Direction. Please copy all the lines that follow, word for word.

Input rows.

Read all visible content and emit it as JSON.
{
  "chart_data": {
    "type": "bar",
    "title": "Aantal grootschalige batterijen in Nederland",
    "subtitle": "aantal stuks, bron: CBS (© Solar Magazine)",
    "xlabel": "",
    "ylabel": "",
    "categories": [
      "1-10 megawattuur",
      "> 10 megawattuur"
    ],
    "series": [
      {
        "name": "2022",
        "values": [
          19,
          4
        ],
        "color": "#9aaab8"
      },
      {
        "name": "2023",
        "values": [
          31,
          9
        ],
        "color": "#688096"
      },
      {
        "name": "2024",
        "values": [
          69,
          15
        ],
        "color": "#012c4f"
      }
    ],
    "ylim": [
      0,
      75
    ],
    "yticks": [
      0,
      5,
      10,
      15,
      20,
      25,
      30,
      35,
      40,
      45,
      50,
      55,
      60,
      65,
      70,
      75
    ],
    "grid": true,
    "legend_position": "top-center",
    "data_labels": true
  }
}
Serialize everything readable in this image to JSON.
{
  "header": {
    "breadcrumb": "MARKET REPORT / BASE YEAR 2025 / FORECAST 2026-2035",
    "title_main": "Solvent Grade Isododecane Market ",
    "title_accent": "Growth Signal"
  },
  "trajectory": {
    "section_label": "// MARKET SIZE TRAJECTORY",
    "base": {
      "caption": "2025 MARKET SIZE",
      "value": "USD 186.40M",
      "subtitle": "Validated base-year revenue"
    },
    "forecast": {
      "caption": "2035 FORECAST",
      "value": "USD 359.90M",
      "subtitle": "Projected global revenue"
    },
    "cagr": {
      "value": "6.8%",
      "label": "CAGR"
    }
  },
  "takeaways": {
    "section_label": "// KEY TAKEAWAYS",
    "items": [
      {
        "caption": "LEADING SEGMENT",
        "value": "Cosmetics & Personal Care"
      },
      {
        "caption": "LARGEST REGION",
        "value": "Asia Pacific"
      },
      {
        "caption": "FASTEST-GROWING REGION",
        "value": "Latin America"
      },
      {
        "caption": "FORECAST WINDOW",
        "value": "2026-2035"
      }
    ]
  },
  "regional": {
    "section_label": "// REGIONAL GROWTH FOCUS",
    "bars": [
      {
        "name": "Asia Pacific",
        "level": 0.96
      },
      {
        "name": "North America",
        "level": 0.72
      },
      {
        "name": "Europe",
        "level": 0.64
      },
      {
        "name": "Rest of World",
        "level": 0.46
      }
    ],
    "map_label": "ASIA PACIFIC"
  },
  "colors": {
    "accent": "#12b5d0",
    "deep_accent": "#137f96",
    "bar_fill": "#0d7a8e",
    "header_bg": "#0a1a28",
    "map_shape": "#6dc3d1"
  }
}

Solved exercise.
Read all visible content and emit it as JSON.
{
  "chart_data": {
    "type": "bar",
    "title": "Aantal grootschalige batterijen in Nederland",
    "subtitle": "aantal stuks, bron: CBS (© Solar Magazine)",
    "xlabel": "",
    "ylabel": "",
    "categories": [
      "1-10 megawattuur",
      "> 10 megawattuur"
    ],
    "series": [
      {
        "name": "2022",
        "values": [
          19,
          4
        ],
        "color": "#9aaab8"
      },
      {
        "name": "2023",
        "values": [
          31,
          9
        ],
        "color": "#688096"
      },
      {
        "name": "2024",
        "values": [
          69,
          15
        ],
        "color": "#012c4f"
      }
    ],
    "ylim": [
      0,
      75
    ],
    "yticks": [
      0,
      5,
      10,
      15,
      20,
      25,
      30,
      35,
      40,
      45,
      50,
      55,
      60,
      65,
      70,
      75
    ],
    "grid": true,
    "legend_position": "top-center",
    "data_labels": true
  }
}
Serialize everything readable in this image to JSON.
{
  "header": {
    "breadcrumb": "MARKET REPORT / BASE YEAR 2025 / FORECAST 2026-2035",
    "title_main": "Solvent Grade Isododecane Market ",
    "title_accent": "Growth Signal"
  },
  "trajectory": {
    "section_label": "// MARKET SIZE TRAJECTORY",
    "base": {
      "caption": "2025 MARKET SIZE",
      "value": "USD 186.40M",
      "subtitle": "Validated base-year revenue"
    },
    "forecast": {
      "caption": "2035 FORECAST",
      "value": "USD 359.90M",
      "subtitle": "Projected global revenue"
    },
    "cagr": {
      "value": "6.8%",
      "label": "CAGR"
    }
  },
  "takeaways": {
    "section_label": "// KEY TAKEAWAYS",
    "items": [
      {
        "caption": "LEADING SEGMENT",
        "value": "Cosmetics & Personal Care"
      },
      {
        "caption": "LARGEST REGION",
        "value": "Asia Pacific"
      },
      {
        "caption": "FASTEST-GROWING REGION",
        "value": "Latin America"
      },
      {
        "caption": "FORECAST WINDOW",
        "value": "2026-2035"
      }
    ]
  },
  "regional": {
    "section_label": "// REGIONAL GROWTH FOCUS",
    "bars": [
      {
        "name": "Asia Pacific",
        "level": 0.96
      },
      {
        "name": "North America",
        "level": 0.72
      },
      {
        "name": "Europe",
        "level": 0.64
      },
      {
        "name": "Rest of World",
        "level": 0.46
      }
    ],
    "map_label": "ASIA PACIFIC"
  },
  "colors": {
    "accent": "#12b5d0",
    "deep_accent": "#137f96",
    "bar_fill": "#0d7a8e",
    "header_bg": "#0a1a28",
    "map_shape": "#6dc3d1"
  }
}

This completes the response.